→ **WHAT TO PRODUCE**
Extract every line that includes the string "JSON".

Chart and figure data
-------------------------

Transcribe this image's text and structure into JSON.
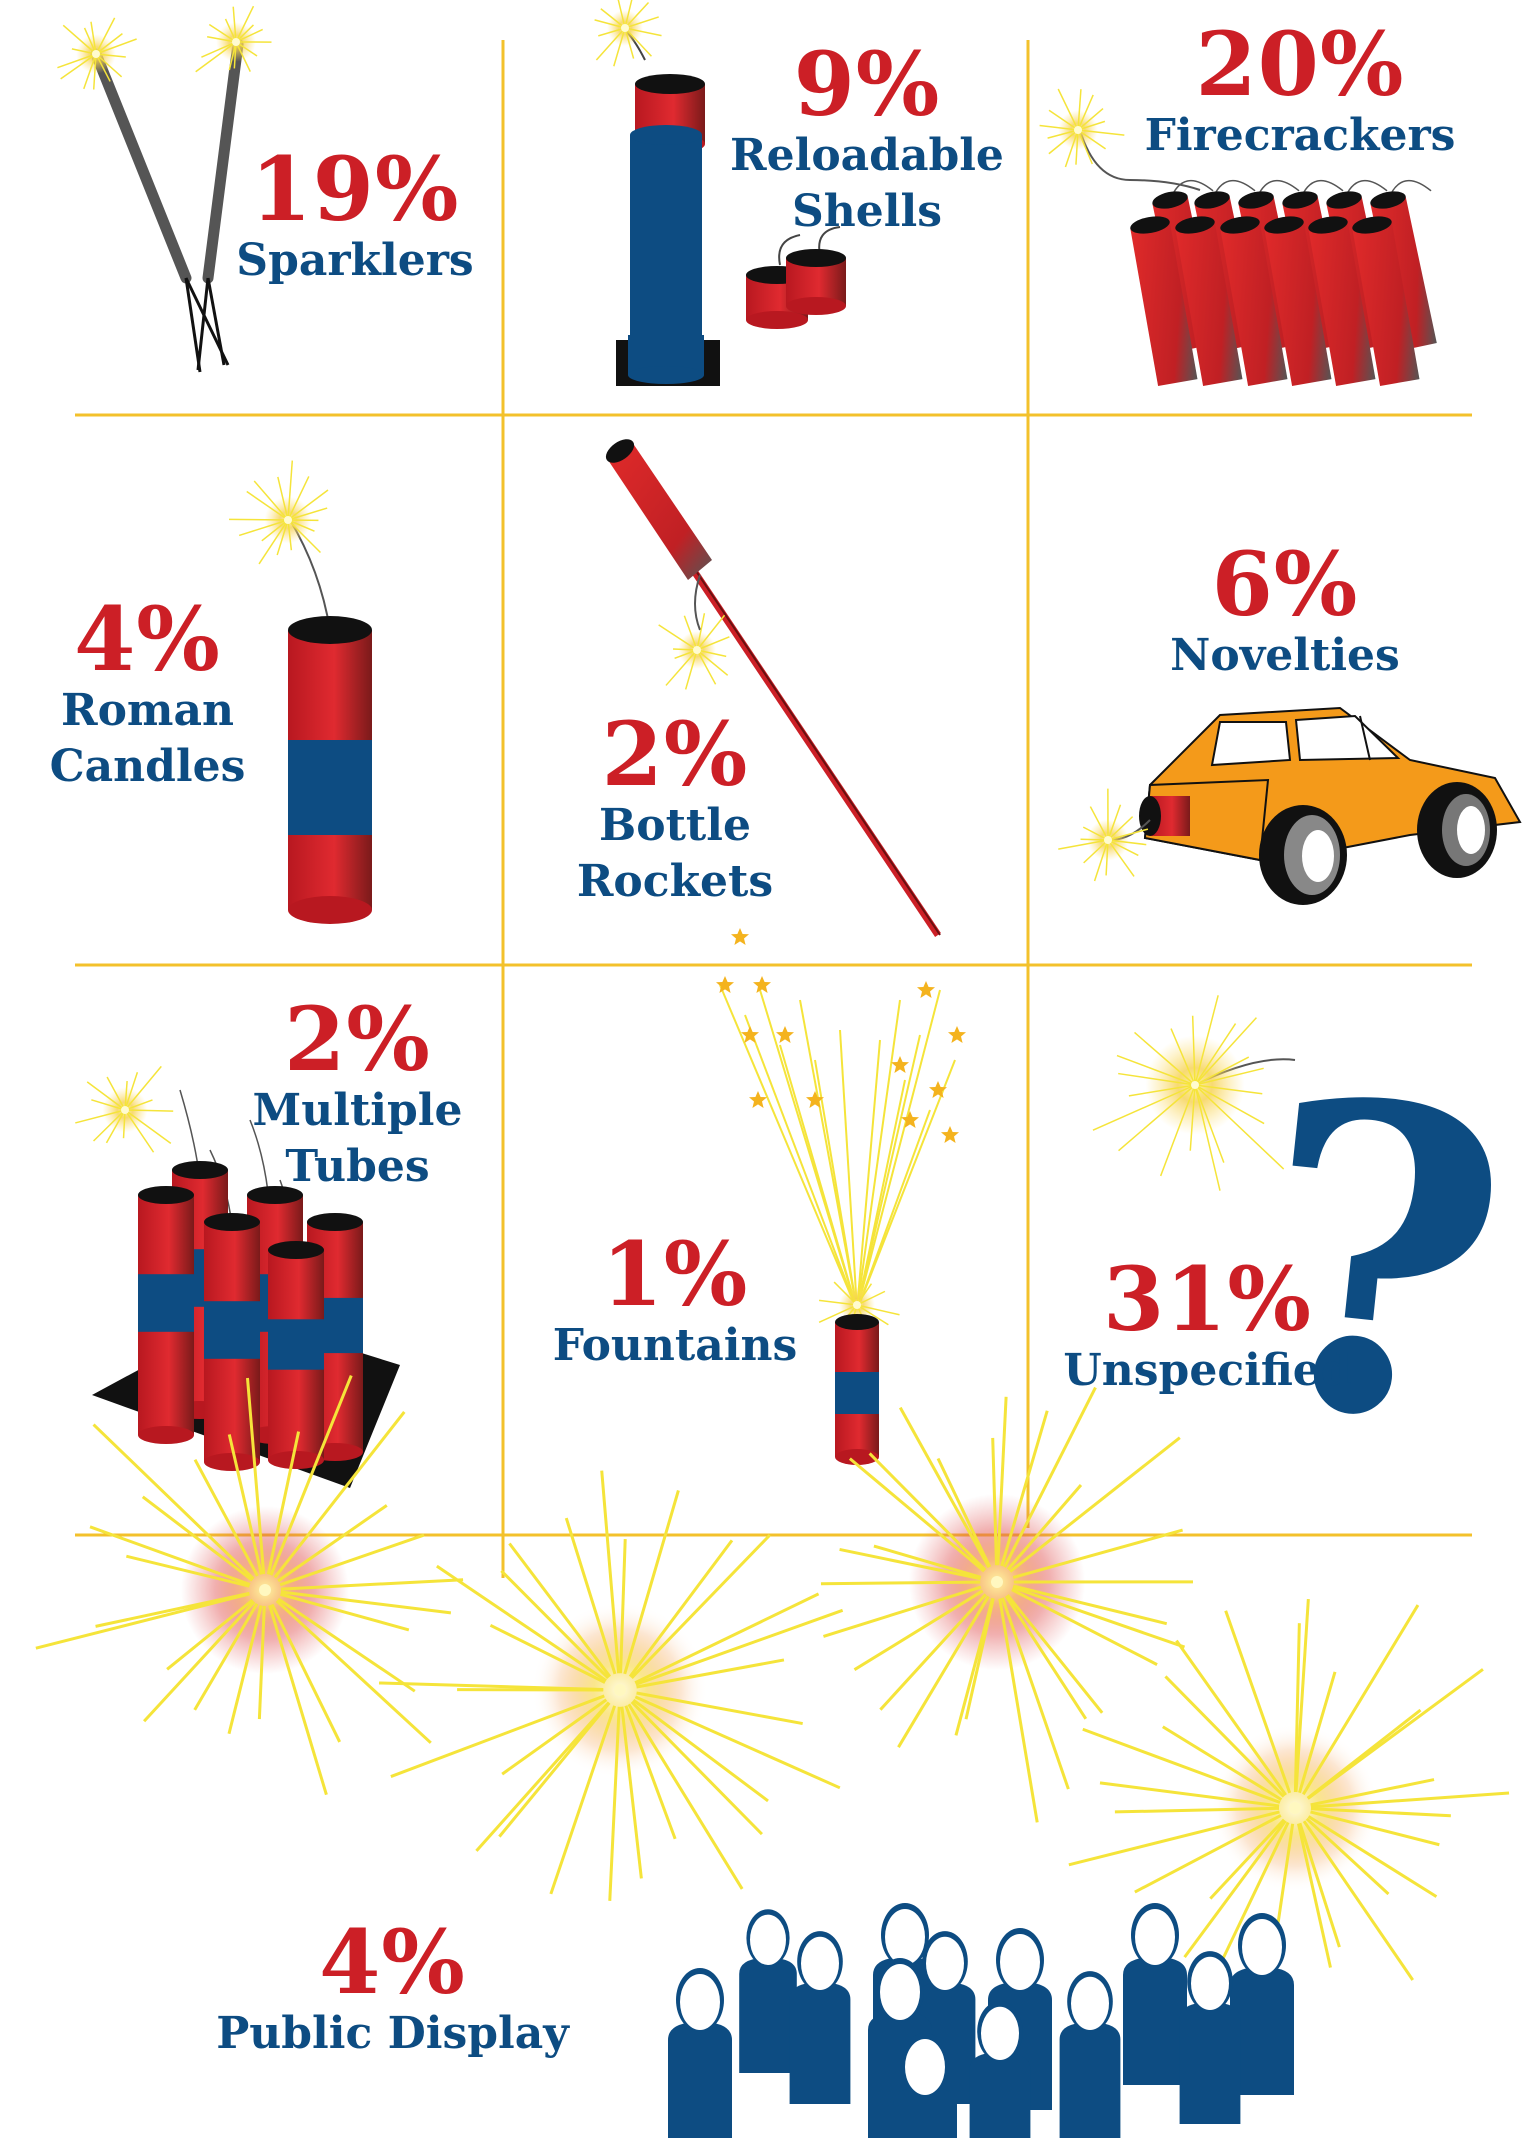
{
  "colors": {
    "red": "#cc1f26",
    "blue": "#0d4c82",
    "grid": "#f3c12b",
    "spark": "#f7e62a",
    "car": "#f49a1a"
  },
  "items": [
    {
      "id": "sparklers",
      "percent": "19%",
      "label_lines": [
        "Sparklers"
      ],
      "share": 19,
      "icon": "sparkler-icon"
    },
    {
      "id": "reloadable-shells",
      "percent": "9%",
      "label_lines": [
        "Reloadable",
        "Shells"
      ],
      "share": 9,
      "icon": "mortar-shell-icon"
    },
    {
      "id": "firecrackers",
      "percent": "20%",
      "label_lines": [
        "Firecrackers"
      ],
      "share": 20,
      "icon": "firecracker-string-icon"
    },
    {
      "id": "roman-candles",
      "percent": "4%",
      "label_lines": [
        "Roman",
        "Candles"
      ],
      "share": 4,
      "icon": "roman-candle-icon"
    },
    {
      "id": "bottle-rockets",
      "percent": "2%",
      "label_lines": [
        "Bottle",
        "Rockets"
      ],
      "share": 2,
      "icon": "bottle-rocket-icon"
    },
    {
      "id": "novelties",
      "percent": "6%",
      "label_lines": [
        "Novelties"
      ],
      "share": 6,
      "icon": "novelty-car-icon"
    },
    {
      "id": "multiple-tubes",
      "percent": "2%",
      "label_lines": [
        "Multiple",
        "Tubes"
      ],
      "share": 2,
      "icon": "multiple-tubes-icon"
    },
    {
      "id": "fountains",
      "percent": "1%",
      "label_lines": [
        "Fountains"
      ],
      "share": 1,
      "icon": "fountain-icon"
    },
    {
      "id": "unspecified",
      "percent": "31%",
      "label_lines": [
        "Unspecified"
      ],
      "share": 31,
      "icon": "question-mark-icon"
    },
    {
      "id": "public-display",
      "percent": "4%",
      "label_lines": [
        "Public Display"
      ],
      "share": 4,
      "icon": "crowd-icon"
    }
  ]
}
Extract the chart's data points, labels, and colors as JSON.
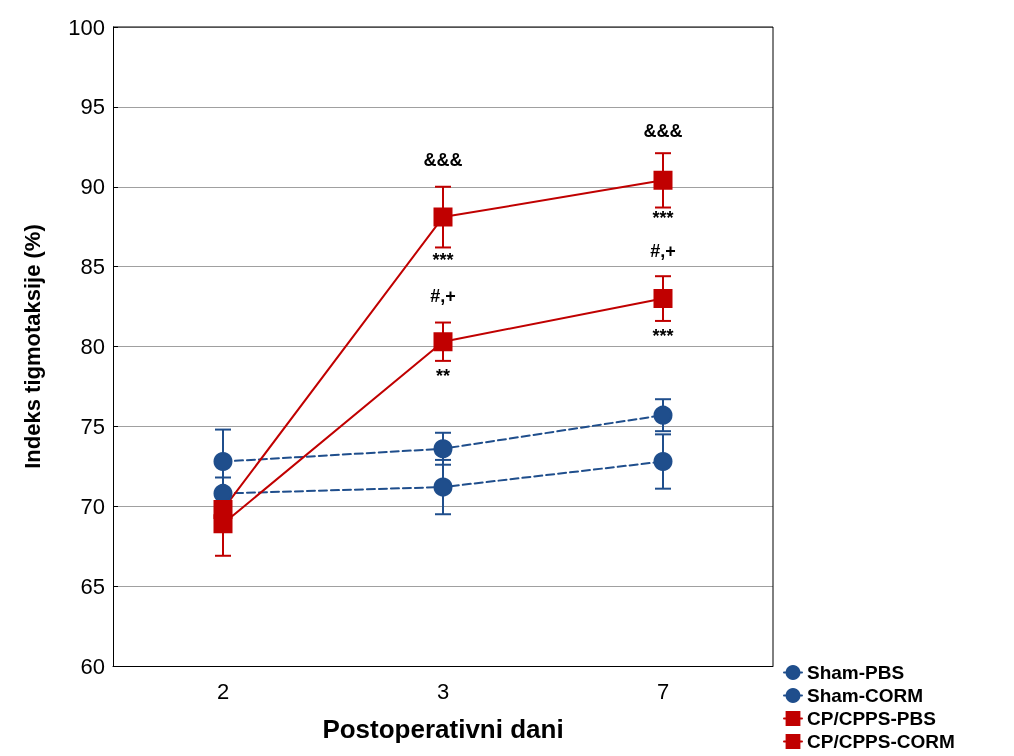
{
  "chart_data": {
    "type": "line",
    "xlabel": "Postoperativni dani",
    "ylabel": "Indeks tigmotaksije (%)",
    "categories": [
      "2",
      "3",
      "7"
    ],
    "series": [
      {
        "name": "Sham-PBS",
        "color": "#1f4e8c",
        "values": [
          70.8,
          71.2,
          72.8
        ],
        "errors": [
          1.0,
          1.7,
          1.7
        ],
        "marker": "circle",
        "line_style": "dashed"
      },
      {
        "name": "Sham-CORM",
        "color": "#1f4e8c",
        "values": [
          72.8,
          73.6,
          75.7
        ],
        "errors": [
          2.0,
          1.0,
          1.0
        ],
        "marker": "circle",
        "line_style": "dashed"
      },
      {
        "name": "CP/CPPS-PBS",
        "color": "#c00000",
        "values": [
          69.8,
          88.1,
          90.4
        ],
        "errors": [
          1.2,
          1.9,
          1.7
        ],
        "marker": "square",
        "line_style": "solid"
      },
      {
        "name": "CP/CPPS-CORM",
        "color": "#c00000",
        "values": [
          68.9,
          80.3,
          83.0
        ],
        "errors": [
          2.0,
          1.2,
          1.4
        ],
        "marker": "square",
        "line_style": "solid"
      }
    ],
    "annotations": [
      "&&&",
      "***",
      "#,+",
      "**",
      "&&&",
      "***",
      "#,+",
      "***"
    ],
    "ylim": [
      60,
      100
    ],
    "yticks": [
      60,
      65,
      70,
      75,
      80,
      85,
      90,
      95,
      100
    ],
    "grid": "y",
    "legend": "bottom right"
  }
}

-------------------------

→ **ANSWER TO THE PROBLEM**
Transcribe this image's text and structure into JSON.
Extract the chart's data points, labels, and colors as JSON.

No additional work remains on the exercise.